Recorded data
◆ ◆ ◆ ◆ ◆ ◆ ◆
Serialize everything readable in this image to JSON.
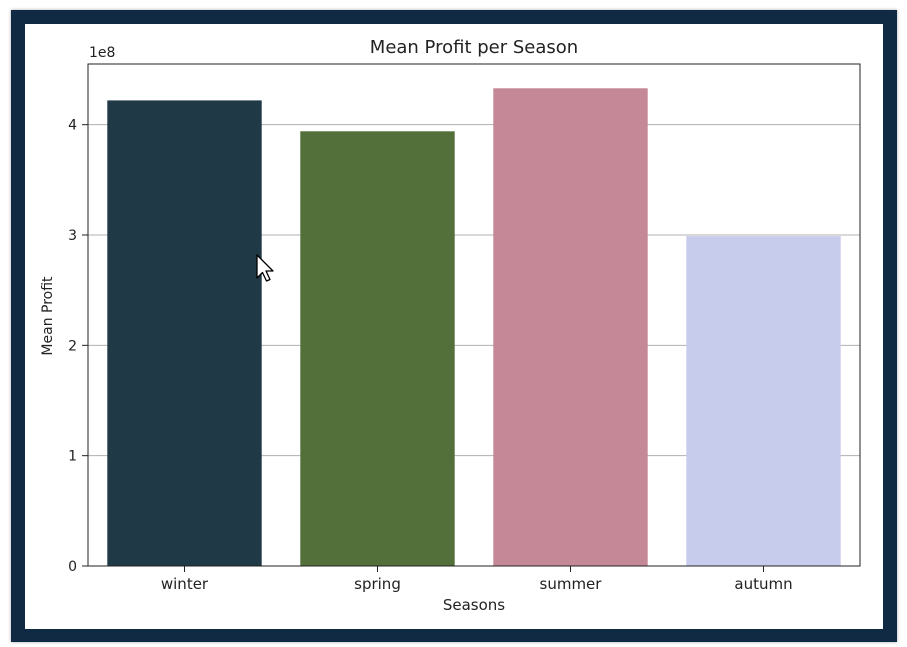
{
  "chart_data": {
    "type": "bar",
    "title": "Mean Profit per Season",
    "xlabel": "Seasons",
    "ylabel": "Mean Profit",
    "y_offset_label": "1e8",
    "categories": [
      "winter",
      "spring",
      "summer",
      "autumn"
    ],
    "values": [
      4.22,
      3.94,
      4.33,
      2.99
    ],
    "colors": [
      "#1f3a46",
      "#53703a",
      "#c58897",
      "#c7cbec"
    ],
    "ylim": [
      0,
      4.55
    ],
    "yticks": [
      0,
      1,
      2,
      3,
      4
    ],
    "ytick_labels": [
      "0",
      "1",
      "2",
      "3",
      "4"
    ],
    "grid": "horizontal"
  }
}
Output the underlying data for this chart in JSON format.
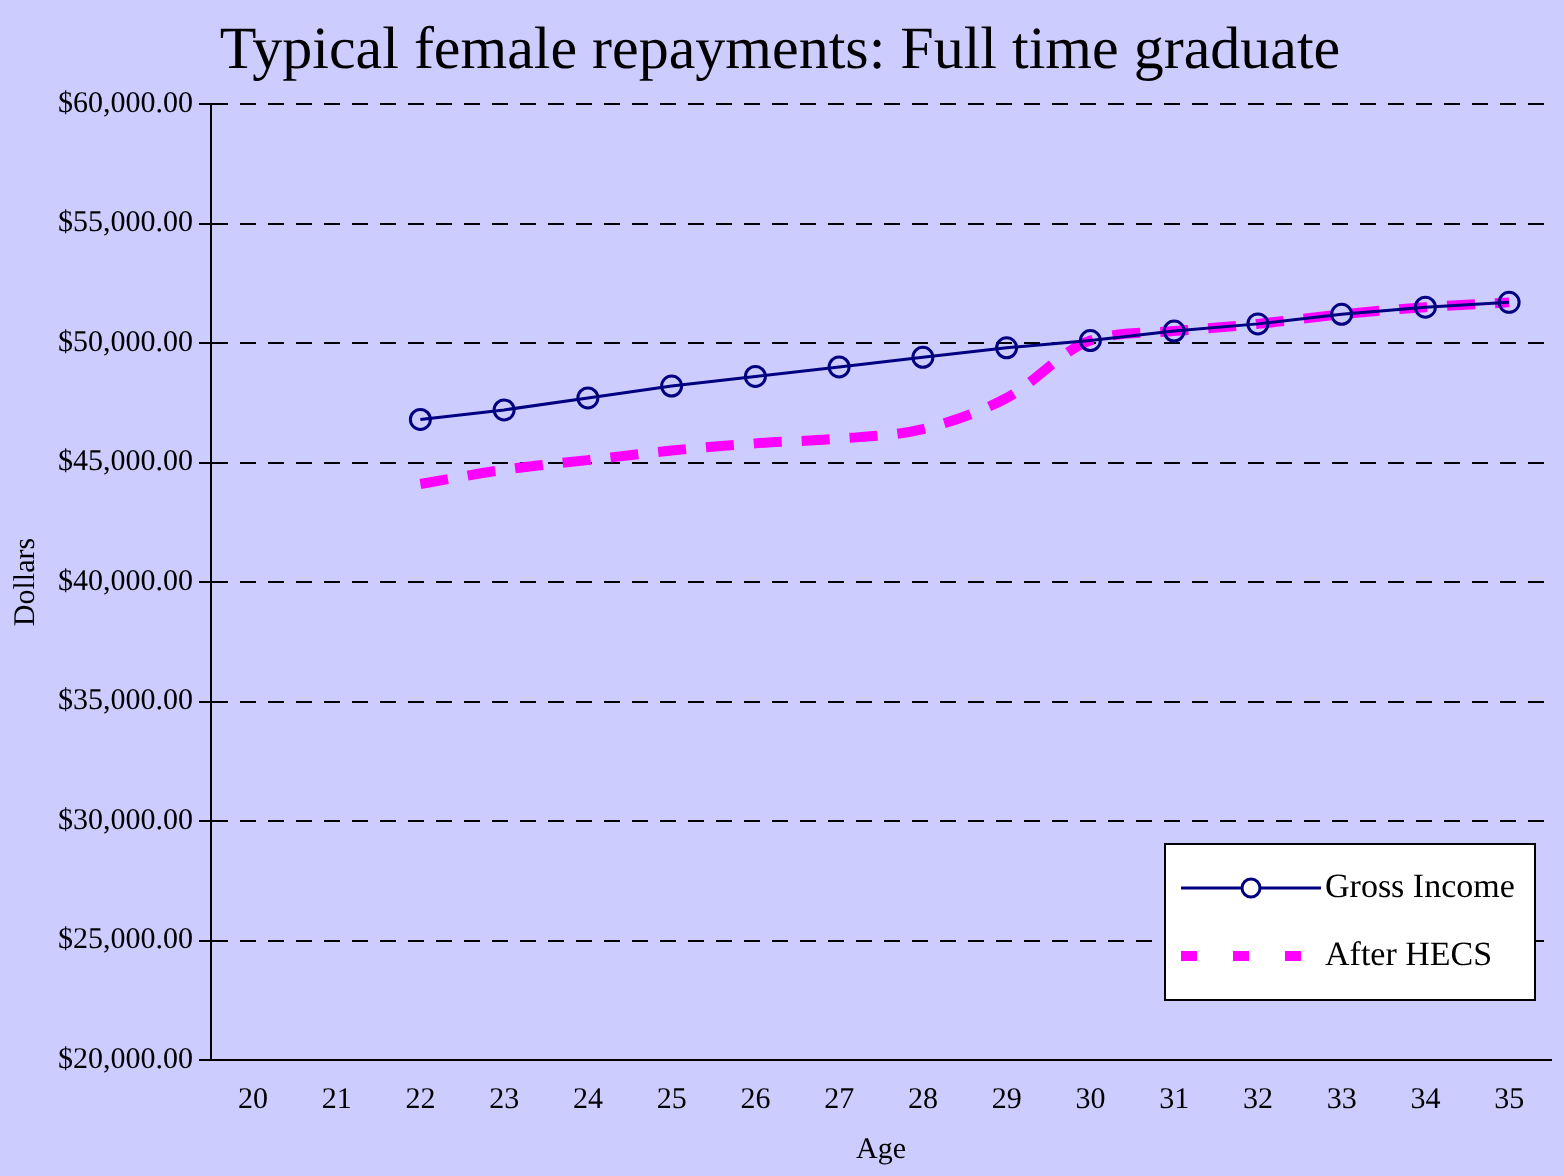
{
  "chart_data": {
    "type": "line",
    "title": "Typical female repayments: Full time graduate",
    "xlabel": "Age",
    "ylabel": "Dollars",
    "categories": [
      "20",
      "21",
      "22",
      "23",
      "24",
      "25",
      "26",
      "27",
      "28",
      "29",
      "30",
      "31",
      "32",
      "33",
      "34",
      "35"
    ],
    "series": [
      {
        "name": "Gross Income",
        "color": "#000080",
        "marker": "circle",
        "line_style": "solid",
        "values": [
          null,
          null,
          46800,
          47200,
          47700,
          48200,
          48600,
          49000,
          49400,
          49800,
          50100,
          50500,
          50800,
          51200,
          51500,
          51700
        ]
      },
      {
        "name": "After HECS",
        "color": "#ff00ff",
        "marker": "none",
        "line_style": "dashed",
        "values": [
          null,
          null,
          44100,
          44700,
          45100,
          45500,
          45800,
          46000,
          46400,
          47700,
          50100,
          50500,
          50800,
          51200,
          51500,
          51700
        ]
      }
    ],
    "ylim": [
      20000,
      60000
    ],
    "yticks": [
      {
        "value": 20000,
        "label": "$20,000.00"
      },
      {
        "value": 25000,
        "label": "$25,000.00"
      },
      {
        "value": 30000,
        "label": "$30,000.00"
      },
      {
        "value": 35000,
        "label": "$35,000.00"
      },
      {
        "value": 40000,
        "label": "$40,000.00"
      },
      {
        "value": 45000,
        "label": "$45,000.00"
      },
      {
        "value": 50000,
        "label": "$50,000.00"
      },
      {
        "value": 55000,
        "label": "$55,000.00"
      },
      {
        "value": 60000,
        "label": "$60,000.00"
      }
    ],
    "grid": "y",
    "legend": "bottom right"
  }
}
◆ ◆ ◆ ◆ ◆ ◆ ◆
● EXERCISE INSTRUCTIONS:
Restate every record exactly, please; do not copy the pictures.

● EXERCISE RESPONSE:
Serialize everything readable in this image to JSON.
{
  "chart_data": {
    "type": "bar",
    "title": "Mean Profit per Season",
    "xlabel": "Seasons",
    "ylabel": "Mean Profit",
    "y_offset_label": "1e8",
    "categories": [
      "winter",
      "spring",
      "summer",
      "autumn"
    ],
    "values": [
      4.22,
      3.94,
      4.33,
      2.99
    ],
    "colors": [
      "#1f3a46",
      "#53703a",
      "#c58897",
      "#c7cbec"
    ],
    "ylim": [
      0,
      4.55
    ],
    "yticks": [
      0,
      1,
      2,
      3,
      4
    ],
    "ytick_labels": [
      "0",
      "1",
      "2",
      "3",
      "4"
    ],
    "grid": "horizontal"
  }
}
Output the underlying data for this chart in JSON format.
{
  "chart_data": {
    "type": "line",
    "title": "Typical female repayments: Full time graduate",
    "xlabel": "Age",
    "ylabel": "Dollars",
    "categories": [
      "20",
      "21",
      "22",
      "23",
      "24",
      "25",
      "26",
      "27",
      "28",
      "29",
      "30",
      "31",
      "32",
      "33",
      "34",
      "35"
    ],
    "series": [
      {
        "name": "Gross Income",
        "color": "#000080",
        "marker": "circle",
        "line_style": "solid",
        "values": [
          null,
          null,
          46800,
          47200,
          47700,
          48200,
          48600,
          49000,
          49400,
          49800,
          50100,
          50500,
          50800,
          51200,
          51500,
          51700
        ]
      },
      {
        "name": "After HECS",
        "color": "#ff00ff",
        "marker": "none",
        "line_style": "dashed",
        "values": [
          null,
          null,
          44100,
          44700,
          45100,
          45500,
          45800,
          46000,
          46400,
          47700,
          50100,
          50500,
          50800,
          51200,
          51500,
          51700
        ]
      }
    ],
    "ylim": [
      20000,
      60000
    ],
    "yticks": [
      {
        "value": 20000,
        "label": "$20,000.00"
      },
      {
        "value": 25000,
        "label": "$25,000.00"
      },
      {
        "value": 30000,
        "label": "$30,000.00"
      },
      {
        "value": 35000,
        "label": "$35,000.00"
      },
      {
        "value": 40000,
        "label": "$40,000.00"
      },
      {
        "value": 45000,
        "label": "$45,000.00"
      },
      {
        "value": 50000,
        "label": "$50,000.00"
      },
      {
        "value": 55000,
        "label": "$55,000.00"
      },
      {
        "value": 60000,
        "label": "$60,000.00"
      }
    ],
    "grid": "y",
    "legend": "bottom right"
  }
}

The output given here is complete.